YOUR OBJECTIVE | Every line from the line containing "OCR this image." through the final line of the data is to be printed exactly; no other line is to appear.

- - - - -

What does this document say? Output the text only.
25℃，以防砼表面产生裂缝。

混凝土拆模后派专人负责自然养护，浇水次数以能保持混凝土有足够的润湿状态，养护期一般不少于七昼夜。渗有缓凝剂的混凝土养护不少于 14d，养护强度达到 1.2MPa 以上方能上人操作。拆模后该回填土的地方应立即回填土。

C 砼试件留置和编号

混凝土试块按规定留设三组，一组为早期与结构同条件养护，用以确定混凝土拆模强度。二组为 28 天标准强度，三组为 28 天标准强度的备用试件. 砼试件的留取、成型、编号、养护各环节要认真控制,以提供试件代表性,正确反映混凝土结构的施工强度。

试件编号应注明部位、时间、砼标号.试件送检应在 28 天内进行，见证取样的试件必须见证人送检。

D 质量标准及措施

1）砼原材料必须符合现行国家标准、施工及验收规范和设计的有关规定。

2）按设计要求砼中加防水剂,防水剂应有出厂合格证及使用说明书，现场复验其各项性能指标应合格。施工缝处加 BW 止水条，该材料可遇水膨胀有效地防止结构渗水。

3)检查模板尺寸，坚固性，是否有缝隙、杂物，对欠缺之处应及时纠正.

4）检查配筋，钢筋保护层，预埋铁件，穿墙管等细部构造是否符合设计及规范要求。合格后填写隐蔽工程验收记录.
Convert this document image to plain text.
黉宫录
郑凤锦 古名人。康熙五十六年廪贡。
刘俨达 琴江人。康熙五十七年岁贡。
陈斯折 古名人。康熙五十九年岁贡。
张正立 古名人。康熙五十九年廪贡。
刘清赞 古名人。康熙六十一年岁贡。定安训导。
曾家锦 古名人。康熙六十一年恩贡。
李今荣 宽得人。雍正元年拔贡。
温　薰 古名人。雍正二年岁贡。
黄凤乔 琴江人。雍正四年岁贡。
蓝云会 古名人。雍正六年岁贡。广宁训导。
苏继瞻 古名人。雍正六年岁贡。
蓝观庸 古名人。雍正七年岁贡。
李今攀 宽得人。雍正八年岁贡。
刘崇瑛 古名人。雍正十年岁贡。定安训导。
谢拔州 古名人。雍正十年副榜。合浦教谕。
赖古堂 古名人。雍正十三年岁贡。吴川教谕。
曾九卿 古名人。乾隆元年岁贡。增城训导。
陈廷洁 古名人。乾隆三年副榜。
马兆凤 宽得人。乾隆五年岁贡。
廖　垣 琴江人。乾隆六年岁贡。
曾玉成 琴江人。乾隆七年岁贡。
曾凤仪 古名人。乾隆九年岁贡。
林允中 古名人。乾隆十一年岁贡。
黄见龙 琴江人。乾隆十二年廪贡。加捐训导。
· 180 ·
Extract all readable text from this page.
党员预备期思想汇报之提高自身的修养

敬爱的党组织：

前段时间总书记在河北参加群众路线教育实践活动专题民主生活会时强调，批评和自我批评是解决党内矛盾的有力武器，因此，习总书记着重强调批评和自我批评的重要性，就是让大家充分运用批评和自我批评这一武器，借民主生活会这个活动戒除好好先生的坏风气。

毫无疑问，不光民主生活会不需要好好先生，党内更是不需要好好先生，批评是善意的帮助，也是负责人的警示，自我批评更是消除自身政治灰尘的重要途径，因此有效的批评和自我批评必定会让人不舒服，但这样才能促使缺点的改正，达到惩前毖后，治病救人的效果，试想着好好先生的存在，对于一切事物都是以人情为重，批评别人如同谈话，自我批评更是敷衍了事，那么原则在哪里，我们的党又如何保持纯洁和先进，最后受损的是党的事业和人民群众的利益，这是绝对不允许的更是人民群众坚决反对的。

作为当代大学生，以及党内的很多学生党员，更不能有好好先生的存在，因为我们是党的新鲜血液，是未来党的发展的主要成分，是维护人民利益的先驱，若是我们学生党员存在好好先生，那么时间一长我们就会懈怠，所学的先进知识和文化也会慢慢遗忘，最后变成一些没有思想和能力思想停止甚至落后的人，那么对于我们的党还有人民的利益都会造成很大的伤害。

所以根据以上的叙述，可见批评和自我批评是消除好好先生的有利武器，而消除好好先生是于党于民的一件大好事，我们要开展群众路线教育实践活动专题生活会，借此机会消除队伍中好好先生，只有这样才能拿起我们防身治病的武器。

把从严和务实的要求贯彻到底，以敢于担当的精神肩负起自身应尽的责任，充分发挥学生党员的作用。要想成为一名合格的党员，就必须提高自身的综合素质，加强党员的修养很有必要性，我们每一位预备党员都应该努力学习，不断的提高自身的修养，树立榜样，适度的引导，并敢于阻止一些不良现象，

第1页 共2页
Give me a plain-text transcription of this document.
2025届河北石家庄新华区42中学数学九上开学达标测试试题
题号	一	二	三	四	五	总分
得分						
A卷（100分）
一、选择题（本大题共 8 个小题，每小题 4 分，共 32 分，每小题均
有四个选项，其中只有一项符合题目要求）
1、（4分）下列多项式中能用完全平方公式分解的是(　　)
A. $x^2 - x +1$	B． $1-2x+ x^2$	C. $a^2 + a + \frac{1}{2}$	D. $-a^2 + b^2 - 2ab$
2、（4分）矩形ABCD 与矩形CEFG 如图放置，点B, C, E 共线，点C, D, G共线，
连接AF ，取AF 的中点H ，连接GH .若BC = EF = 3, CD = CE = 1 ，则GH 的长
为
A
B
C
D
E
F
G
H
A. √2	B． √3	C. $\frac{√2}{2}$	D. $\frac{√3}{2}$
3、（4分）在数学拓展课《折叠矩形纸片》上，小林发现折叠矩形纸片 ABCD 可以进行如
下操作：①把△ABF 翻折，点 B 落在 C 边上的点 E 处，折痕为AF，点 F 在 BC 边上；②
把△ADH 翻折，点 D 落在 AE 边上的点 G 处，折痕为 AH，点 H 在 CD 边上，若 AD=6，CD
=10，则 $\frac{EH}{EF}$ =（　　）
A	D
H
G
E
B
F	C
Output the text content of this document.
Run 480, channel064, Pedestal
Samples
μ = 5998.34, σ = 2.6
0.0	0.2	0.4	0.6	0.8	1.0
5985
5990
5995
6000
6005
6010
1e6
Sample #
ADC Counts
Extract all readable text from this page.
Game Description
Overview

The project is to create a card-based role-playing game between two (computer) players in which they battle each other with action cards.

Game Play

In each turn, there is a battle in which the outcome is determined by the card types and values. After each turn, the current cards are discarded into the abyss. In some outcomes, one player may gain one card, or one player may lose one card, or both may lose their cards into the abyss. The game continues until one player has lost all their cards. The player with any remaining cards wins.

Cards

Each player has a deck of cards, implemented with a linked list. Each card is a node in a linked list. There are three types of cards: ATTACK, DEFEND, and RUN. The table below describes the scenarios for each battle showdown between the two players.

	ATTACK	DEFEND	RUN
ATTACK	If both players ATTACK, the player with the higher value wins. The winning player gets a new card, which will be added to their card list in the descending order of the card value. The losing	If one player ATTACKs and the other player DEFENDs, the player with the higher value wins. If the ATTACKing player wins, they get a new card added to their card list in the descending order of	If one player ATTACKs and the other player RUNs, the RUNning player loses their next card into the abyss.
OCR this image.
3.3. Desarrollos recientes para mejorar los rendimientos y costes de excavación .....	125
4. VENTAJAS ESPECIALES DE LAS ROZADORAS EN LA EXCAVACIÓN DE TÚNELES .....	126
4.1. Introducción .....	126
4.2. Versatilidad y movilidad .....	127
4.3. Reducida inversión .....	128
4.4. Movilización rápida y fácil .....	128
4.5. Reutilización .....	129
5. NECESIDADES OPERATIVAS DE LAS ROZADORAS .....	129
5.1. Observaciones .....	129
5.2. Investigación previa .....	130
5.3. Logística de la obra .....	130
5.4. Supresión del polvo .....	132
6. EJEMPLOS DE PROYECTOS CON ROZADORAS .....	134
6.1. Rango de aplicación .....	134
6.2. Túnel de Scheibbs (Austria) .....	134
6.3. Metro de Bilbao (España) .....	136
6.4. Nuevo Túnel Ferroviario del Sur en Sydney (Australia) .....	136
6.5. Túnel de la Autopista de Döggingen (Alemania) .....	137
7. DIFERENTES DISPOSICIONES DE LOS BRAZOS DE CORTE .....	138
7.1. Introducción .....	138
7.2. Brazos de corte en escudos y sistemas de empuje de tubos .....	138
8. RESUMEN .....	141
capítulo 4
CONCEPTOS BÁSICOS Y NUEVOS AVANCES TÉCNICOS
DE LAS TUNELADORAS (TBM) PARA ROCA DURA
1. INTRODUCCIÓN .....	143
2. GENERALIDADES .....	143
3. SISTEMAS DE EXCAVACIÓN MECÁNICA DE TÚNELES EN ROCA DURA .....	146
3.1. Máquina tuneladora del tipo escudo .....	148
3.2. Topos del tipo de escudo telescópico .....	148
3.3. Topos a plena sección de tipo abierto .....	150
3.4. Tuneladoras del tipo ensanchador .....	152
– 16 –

- - - - -

RESULT OF THIS TASK |
OCR this image.
3.3. Desarrollos recientes para mejorar los rendimientos y costes de excavación .....	125
4. VENTAJAS ESPECIALES DE LAS ROZADORAS EN LA EXCAVACIÓN DE TÚNELES .....	126
4.1. Introducción .....	126
4.2. Versatilidad y movilidad .....	127
4.3. Reducida inversión .....	128
4.4. Movilización rápida y fácil .....	128
4.5. Reutilización .....	129
5. NECESIDADES OPERATIVAS DE LAS ROZADORAS .....	129
5.1. Observaciones .....	129
5.2. Investigación previa .....	130
5.3. Logística de la obra .....	130
5.4. Supresión del polvo .....	132
6. EJEMPLOS DE PROYECTOS CON ROZADORAS .....	134
6.1. Rango de aplicación .....	134
6.2. Túnel de Scheibbs (Austria) .....	134
6.3. Metro de Bilbao (España) .....	136
6.4. Nuevo Túnel Ferroviario del Sur en Sydney (Australia) .....	136
6.5. Túnel de la Autopista de Döggingen (Alemania) .....	137
7. DIFERENTES DISPOSICIONES DE LOS BRAZOS DE CORTE .....	138
7.1. Introducción .....	138
7.2. Brazos de corte en escudos y sistemas de empuje de tubos .....	138
8. RESUMEN .....	141
capítulo 4
CONCEPTOS BÁSICOS Y NUEVOS AVANCES TÉCNICOS
DE LAS TUNELADORAS (TBM) PARA ROCA DURA
1. INTRODUCCIÓN .....	143
2. GENERALIDADES .....	143
3. SISTEMAS DE EXCAVACIÓN MECÁNICA DE TÚNELES EN ROCA DURA .....	146
3.1. Máquina tuneladora del tipo escudo .....	148
3.2. Topos del tipo de escudo telescópico .....	148
3.3. Topos a plena sección de tipo abierto .....	150
3.4. Tuneladoras del tipo ensanchador .....	152
– 16 –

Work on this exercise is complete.